- _Stated task_: The records that follow must be repeated verbatim, every one of them.

[Data entries]
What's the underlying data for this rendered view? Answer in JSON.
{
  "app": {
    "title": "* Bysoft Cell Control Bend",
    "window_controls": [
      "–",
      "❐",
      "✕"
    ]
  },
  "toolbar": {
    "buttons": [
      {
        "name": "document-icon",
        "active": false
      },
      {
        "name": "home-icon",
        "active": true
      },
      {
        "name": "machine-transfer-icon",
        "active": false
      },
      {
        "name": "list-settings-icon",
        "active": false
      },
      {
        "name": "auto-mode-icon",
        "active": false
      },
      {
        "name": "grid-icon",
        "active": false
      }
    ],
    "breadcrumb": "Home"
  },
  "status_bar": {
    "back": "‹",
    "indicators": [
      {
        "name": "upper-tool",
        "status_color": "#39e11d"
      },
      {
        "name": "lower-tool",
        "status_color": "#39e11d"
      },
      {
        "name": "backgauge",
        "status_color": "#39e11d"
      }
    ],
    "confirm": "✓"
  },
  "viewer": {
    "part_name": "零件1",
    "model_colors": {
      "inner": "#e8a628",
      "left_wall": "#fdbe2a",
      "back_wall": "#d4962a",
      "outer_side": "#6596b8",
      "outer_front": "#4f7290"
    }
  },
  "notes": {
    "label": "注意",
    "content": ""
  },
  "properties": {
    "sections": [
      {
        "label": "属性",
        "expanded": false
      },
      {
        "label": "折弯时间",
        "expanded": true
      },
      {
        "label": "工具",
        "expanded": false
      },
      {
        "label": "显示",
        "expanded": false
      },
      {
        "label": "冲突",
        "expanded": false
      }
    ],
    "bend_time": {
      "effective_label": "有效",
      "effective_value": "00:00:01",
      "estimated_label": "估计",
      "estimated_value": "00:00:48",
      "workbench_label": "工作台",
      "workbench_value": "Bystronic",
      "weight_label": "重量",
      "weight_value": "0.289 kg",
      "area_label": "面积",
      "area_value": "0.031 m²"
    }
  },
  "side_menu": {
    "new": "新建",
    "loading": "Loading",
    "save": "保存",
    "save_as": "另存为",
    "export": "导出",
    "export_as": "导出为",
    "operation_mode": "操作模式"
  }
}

- _Response for this exercise_:
What's the underlying data for this rendered view? Answer in JSON.
{
  "app": {
    "title": "* Bysoft Cell Control Bend",
    "window_controls": [
      "–",
      "❐",
      "✕"
    ]
  },
  "toolbar": {
    "buttons": [
      {
        "name": "document-icon",
        "active": false
      },
      {
        "name": "home-icon",
        "active": true
      },
      {
        "name": "machine-transfer-icon",
        "active": false
      },
      {
        "name": "list-settings-icon",
        "active": false
      },
      {
        "name": "auto-mode-icon",
        "active": false
      },
      {
        "name": "grid-icon",
        "active": false
      }
    ],
    "breadcrumb": "Home"
  },
  "status_bar": {
    "back": "‹",
    "indicators": [
      {
        "name": "upper-tool",
        "status_color": "#39e11d"
      },
      {
        "name": "lower-tool",
        "status_color": "#39e11d"
      },
      {
        "name": "backgauge",
        "status_color": "#39e11d"
      }
    ],
    "confirm": "✓"
  },
  "viewer": {
    "part_name": "零件1",
    "model_colors": {
      "inner": "#e8a628",
      "left_wall": "#fdbe2a",
      "back_wall": "#d4962a",
      "outer_side": "#6596b8",
      "outer_front": "#4f7290"
    }
  },
  "notes": {
    "label": "注意",
    "content": ""
  },
  "properties": {
    "sections": [
      {
        "label": "属性",
        "expanded": false
      },
      {
        "label": "折弯时间",
        "expanded": true
      },
      {
        "label": "工具",
        "expanded": false
      },
      {
        "label": "显示",
        "expanded": false
      },
      {
        "label": "冲突",
        "expanded": false
      }
    ],
    "bend_time": {
      "effective_label": "有效",
      "effective_value": "00:00:01",
      "estimated_label": "估计",
      "estimated_value": "00:00:48",
      "workbench_label": "工作台",
      "workbench_value": "Bystronic",
      "weight_label": "重量",
      "weight_value": "0.289 kg",
      "area_label": "面积",
      "area_value": "0.031 m²"
    }
  },
  "side_menu": {
    "new": "新建",
    "loading": "Loading",
    "save": "保存",
    "save_as": "另存为",
    "export": "导出",
    "export_as": "导出为",
    "operation_mode": "操作模式"
  }
}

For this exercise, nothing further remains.